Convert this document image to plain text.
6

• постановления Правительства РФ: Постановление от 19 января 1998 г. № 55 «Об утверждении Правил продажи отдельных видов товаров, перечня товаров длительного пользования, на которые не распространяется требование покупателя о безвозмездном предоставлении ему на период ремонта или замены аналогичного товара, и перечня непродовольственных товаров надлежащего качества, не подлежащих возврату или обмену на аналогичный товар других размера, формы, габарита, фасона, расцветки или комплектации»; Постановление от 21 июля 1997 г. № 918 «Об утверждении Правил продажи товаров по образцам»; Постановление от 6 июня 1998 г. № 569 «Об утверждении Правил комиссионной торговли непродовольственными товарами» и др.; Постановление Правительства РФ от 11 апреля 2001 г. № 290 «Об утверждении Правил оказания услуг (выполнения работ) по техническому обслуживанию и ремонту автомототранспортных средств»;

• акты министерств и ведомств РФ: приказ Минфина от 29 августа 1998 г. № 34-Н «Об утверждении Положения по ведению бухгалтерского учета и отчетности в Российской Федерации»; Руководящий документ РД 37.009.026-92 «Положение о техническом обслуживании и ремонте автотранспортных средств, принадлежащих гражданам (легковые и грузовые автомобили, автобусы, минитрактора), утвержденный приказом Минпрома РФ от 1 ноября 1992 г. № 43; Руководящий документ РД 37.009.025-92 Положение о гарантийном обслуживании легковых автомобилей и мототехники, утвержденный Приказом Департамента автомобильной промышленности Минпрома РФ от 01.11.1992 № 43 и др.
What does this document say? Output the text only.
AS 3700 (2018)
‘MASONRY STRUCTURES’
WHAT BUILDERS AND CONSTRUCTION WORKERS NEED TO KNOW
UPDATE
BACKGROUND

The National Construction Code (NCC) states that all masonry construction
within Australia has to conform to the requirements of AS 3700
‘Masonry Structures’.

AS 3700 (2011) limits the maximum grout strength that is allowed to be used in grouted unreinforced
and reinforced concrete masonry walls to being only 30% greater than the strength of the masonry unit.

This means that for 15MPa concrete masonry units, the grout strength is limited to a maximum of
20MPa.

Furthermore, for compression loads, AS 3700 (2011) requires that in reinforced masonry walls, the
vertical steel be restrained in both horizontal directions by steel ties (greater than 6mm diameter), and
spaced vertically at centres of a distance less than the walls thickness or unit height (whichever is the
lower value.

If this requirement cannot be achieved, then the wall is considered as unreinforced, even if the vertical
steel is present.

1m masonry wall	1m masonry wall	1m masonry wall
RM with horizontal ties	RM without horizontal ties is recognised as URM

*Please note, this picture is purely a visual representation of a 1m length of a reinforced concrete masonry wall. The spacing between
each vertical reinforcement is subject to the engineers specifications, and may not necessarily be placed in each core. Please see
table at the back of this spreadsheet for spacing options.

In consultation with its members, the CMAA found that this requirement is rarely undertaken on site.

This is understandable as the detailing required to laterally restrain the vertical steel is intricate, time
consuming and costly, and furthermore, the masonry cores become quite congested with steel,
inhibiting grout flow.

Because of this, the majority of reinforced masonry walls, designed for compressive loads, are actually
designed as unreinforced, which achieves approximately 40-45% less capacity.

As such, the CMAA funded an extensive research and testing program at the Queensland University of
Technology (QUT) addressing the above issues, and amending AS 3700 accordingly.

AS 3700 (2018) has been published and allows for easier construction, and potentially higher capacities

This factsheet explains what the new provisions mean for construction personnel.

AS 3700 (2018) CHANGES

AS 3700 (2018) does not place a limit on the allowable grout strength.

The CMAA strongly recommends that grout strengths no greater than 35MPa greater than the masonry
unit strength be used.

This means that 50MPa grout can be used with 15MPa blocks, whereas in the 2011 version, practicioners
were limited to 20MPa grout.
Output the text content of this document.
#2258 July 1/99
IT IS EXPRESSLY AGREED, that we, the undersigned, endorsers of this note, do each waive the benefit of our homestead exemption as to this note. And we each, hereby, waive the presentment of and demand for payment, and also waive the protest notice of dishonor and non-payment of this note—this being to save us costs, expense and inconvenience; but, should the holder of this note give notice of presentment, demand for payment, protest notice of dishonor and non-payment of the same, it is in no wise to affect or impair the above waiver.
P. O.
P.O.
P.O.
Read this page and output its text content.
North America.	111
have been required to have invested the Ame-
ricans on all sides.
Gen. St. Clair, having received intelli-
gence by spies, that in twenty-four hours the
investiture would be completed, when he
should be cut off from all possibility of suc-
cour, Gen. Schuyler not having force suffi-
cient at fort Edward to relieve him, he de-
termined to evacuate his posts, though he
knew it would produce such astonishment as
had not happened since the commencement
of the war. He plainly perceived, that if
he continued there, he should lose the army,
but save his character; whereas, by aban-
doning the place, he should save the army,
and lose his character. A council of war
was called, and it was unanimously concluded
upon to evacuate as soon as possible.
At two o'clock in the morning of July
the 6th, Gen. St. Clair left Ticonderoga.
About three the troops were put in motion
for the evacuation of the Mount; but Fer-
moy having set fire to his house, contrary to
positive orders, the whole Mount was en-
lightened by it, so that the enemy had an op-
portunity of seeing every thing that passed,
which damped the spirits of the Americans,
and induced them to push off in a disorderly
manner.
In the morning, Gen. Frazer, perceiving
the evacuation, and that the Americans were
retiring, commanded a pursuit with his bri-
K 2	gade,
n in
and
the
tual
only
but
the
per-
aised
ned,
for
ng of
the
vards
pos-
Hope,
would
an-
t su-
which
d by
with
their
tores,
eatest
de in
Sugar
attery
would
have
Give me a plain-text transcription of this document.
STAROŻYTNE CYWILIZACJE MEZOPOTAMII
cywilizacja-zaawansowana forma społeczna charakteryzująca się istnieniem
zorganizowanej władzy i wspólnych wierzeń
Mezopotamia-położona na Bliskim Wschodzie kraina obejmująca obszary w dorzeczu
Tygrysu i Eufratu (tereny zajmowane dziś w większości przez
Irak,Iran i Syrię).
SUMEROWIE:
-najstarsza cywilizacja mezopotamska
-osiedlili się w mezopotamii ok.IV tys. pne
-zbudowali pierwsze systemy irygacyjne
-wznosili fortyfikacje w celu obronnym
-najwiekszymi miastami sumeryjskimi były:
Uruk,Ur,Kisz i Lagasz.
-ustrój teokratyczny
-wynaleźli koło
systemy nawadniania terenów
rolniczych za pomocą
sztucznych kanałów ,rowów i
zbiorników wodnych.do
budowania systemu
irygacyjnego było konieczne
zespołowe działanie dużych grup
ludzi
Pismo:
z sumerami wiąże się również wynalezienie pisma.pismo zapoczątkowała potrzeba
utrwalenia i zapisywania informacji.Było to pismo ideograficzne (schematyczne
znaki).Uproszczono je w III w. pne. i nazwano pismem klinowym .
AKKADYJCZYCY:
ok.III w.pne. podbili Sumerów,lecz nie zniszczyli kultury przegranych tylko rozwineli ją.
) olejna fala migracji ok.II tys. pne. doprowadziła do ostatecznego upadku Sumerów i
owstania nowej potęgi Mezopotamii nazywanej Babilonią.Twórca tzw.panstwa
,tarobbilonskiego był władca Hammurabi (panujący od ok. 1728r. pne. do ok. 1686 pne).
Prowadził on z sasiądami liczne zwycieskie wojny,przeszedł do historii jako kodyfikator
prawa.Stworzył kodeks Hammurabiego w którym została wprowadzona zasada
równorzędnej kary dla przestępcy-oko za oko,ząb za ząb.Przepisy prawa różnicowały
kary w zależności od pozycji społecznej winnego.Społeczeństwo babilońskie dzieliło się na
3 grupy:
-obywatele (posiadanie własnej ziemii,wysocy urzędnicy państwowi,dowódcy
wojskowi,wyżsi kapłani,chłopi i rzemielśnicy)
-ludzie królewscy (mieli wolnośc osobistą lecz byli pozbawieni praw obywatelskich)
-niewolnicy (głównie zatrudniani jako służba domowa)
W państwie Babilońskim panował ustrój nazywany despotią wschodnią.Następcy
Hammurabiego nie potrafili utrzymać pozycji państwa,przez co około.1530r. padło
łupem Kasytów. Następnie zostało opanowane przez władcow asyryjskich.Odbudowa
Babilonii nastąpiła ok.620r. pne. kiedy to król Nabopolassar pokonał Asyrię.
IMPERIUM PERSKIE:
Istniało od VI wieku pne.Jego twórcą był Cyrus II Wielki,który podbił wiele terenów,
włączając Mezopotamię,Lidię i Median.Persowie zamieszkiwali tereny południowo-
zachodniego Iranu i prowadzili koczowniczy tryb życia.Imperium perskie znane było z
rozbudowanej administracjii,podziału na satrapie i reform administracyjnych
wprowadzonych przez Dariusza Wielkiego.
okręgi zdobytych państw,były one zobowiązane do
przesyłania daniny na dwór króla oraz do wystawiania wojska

## PROBLEM STATEMENT
Count the lines of the material that include the word "systemy", then state only the total.

## TASK OUTPUT
2